**Work required**: Check each line of the records below and collect those holding "this".

** Start Supplied records **

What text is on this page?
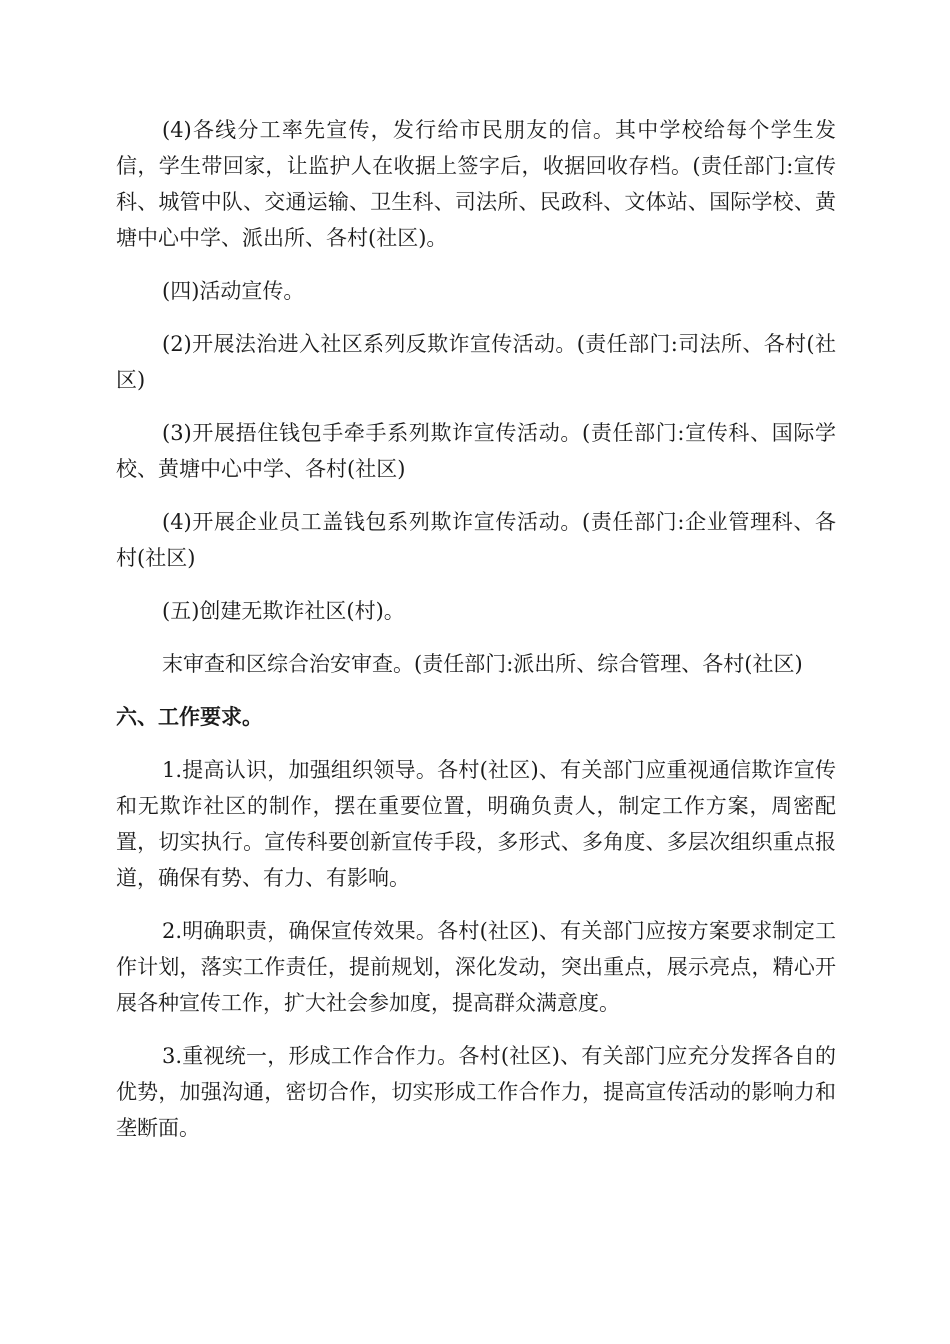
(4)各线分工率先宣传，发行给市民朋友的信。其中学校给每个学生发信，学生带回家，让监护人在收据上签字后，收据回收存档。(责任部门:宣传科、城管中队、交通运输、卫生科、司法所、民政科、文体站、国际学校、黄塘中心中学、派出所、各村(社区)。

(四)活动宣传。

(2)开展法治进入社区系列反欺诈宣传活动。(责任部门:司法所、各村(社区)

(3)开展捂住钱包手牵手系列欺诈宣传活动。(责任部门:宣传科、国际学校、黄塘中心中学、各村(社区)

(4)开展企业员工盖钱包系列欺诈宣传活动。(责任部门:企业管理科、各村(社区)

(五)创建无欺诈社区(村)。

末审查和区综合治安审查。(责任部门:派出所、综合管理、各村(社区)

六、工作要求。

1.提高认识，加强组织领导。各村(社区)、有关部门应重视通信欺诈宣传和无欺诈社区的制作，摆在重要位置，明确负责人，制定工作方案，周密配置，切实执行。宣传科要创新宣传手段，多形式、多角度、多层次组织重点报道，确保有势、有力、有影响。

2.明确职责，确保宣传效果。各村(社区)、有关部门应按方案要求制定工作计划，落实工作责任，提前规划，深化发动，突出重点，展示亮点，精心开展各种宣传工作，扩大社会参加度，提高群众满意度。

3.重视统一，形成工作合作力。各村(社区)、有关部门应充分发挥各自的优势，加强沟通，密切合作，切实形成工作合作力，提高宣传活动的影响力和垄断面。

** End Supplied records **
** Start Supplied records **

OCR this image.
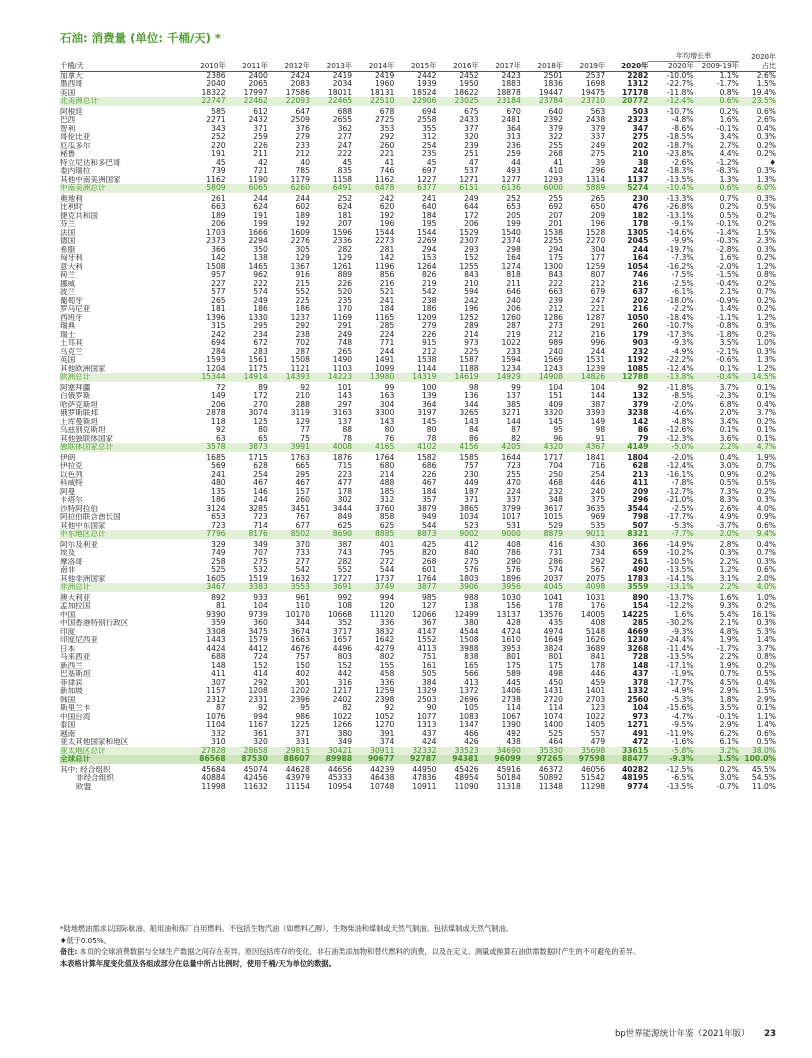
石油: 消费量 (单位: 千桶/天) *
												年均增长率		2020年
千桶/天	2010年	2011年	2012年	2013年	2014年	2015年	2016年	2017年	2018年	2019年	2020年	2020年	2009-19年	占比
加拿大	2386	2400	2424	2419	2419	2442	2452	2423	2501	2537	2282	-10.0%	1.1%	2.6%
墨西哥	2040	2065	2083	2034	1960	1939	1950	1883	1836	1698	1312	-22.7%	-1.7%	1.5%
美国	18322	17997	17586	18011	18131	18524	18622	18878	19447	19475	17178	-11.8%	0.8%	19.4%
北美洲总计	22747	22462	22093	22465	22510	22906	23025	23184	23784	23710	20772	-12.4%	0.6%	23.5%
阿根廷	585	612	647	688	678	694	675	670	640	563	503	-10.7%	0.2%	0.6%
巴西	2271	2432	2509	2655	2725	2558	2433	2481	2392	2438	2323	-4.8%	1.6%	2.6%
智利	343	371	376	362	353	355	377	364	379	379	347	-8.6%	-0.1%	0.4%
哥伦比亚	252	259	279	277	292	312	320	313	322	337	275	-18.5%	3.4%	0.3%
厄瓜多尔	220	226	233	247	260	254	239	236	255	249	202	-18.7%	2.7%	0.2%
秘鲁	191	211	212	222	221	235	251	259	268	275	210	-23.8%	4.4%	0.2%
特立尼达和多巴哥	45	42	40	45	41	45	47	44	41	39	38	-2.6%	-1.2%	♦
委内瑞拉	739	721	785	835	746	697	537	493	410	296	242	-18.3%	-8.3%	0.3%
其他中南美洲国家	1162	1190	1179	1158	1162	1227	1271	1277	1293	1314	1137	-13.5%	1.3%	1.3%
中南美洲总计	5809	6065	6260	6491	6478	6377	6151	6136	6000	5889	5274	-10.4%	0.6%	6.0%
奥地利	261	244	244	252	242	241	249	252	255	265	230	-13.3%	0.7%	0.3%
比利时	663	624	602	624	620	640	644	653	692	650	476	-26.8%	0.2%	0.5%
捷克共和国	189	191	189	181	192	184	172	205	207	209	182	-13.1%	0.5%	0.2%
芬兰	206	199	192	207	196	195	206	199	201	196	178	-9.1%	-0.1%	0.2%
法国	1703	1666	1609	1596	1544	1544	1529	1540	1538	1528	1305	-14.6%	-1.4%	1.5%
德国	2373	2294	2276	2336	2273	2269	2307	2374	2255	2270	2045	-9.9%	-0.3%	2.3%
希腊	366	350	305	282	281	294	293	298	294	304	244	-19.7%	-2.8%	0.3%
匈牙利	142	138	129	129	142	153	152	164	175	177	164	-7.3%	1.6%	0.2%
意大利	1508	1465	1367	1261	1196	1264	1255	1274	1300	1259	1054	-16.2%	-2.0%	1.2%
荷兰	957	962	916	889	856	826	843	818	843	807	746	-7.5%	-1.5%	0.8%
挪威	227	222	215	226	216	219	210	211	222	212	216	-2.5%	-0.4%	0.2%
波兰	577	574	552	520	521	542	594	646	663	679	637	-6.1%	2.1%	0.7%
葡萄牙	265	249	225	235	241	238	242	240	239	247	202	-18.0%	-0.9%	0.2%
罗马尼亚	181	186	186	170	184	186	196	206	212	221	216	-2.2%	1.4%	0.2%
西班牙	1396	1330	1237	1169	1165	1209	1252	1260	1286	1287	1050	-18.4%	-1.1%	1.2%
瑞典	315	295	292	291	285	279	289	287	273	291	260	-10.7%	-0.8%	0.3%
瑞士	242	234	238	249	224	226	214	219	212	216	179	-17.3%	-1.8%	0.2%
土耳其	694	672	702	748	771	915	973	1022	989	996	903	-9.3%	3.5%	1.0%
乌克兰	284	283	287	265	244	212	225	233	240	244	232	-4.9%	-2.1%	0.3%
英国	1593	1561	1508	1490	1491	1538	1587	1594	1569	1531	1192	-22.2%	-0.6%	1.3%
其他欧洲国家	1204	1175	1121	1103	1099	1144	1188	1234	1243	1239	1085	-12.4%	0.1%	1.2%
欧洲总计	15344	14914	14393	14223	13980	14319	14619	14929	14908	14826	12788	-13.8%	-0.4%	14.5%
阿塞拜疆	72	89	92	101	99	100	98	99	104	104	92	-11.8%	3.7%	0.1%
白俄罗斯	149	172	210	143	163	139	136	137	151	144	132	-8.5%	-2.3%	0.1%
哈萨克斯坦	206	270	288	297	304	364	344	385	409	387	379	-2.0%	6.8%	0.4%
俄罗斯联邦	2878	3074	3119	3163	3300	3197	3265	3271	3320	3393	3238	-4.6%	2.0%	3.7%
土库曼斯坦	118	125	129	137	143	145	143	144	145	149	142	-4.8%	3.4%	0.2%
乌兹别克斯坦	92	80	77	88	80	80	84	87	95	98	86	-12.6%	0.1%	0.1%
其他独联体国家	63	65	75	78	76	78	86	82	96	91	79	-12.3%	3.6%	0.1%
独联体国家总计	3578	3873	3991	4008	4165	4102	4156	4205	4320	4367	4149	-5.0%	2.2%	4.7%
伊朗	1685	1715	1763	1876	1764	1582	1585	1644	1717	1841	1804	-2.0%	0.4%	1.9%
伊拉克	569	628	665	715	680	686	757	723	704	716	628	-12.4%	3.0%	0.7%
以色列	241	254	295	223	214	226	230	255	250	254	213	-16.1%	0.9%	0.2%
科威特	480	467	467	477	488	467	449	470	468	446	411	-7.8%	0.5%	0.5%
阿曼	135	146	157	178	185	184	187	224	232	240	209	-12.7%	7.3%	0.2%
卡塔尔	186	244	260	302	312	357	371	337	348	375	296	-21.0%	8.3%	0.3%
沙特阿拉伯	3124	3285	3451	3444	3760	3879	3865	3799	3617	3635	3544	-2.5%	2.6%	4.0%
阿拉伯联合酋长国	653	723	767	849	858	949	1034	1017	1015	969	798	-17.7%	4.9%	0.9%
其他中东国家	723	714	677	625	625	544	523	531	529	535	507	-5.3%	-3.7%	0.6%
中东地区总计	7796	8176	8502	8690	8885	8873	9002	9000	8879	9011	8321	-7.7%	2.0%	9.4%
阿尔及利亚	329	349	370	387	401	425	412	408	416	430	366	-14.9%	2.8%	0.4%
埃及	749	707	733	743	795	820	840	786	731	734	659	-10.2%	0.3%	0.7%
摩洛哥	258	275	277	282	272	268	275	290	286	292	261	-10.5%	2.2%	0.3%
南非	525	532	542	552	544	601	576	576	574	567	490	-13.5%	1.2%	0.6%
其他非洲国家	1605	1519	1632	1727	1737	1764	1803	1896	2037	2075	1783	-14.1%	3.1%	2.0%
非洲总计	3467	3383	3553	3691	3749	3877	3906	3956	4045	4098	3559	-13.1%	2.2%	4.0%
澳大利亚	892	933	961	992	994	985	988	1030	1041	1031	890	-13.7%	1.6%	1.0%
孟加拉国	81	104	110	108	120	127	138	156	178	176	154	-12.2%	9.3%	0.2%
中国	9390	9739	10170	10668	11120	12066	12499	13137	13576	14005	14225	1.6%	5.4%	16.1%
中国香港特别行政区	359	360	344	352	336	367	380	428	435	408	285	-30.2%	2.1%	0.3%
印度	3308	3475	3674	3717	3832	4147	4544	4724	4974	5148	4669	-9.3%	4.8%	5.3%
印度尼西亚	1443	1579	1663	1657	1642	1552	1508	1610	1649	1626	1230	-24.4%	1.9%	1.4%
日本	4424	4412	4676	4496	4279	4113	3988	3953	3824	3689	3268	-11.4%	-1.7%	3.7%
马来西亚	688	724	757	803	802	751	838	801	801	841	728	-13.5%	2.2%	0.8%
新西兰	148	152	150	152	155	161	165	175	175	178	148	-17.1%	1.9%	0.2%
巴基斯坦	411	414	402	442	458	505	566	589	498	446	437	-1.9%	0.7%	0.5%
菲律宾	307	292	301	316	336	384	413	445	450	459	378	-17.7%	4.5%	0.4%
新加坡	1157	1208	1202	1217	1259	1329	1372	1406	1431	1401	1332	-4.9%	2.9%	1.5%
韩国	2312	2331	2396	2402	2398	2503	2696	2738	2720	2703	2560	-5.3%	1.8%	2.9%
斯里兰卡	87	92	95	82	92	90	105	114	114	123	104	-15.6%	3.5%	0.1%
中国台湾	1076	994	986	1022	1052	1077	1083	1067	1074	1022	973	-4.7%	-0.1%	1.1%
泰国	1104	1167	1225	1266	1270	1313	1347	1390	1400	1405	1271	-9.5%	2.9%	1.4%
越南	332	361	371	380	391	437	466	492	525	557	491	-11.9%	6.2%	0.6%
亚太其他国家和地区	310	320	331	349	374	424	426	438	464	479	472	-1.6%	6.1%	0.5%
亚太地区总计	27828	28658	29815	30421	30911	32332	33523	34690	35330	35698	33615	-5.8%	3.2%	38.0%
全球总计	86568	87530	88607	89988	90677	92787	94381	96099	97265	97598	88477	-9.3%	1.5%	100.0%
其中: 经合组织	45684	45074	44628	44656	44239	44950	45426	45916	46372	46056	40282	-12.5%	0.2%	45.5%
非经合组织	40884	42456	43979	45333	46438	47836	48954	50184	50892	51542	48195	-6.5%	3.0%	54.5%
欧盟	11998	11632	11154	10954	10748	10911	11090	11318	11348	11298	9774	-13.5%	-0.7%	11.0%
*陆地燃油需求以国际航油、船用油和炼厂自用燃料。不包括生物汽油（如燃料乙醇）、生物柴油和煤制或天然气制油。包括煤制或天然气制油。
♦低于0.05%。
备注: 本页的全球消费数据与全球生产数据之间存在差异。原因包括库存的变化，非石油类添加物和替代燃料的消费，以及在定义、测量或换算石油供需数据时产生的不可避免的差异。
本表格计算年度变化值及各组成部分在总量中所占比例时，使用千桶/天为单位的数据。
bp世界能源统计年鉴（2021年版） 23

** End Supplied records **

**Exercise result**:
What text is on this page?
OCR this image.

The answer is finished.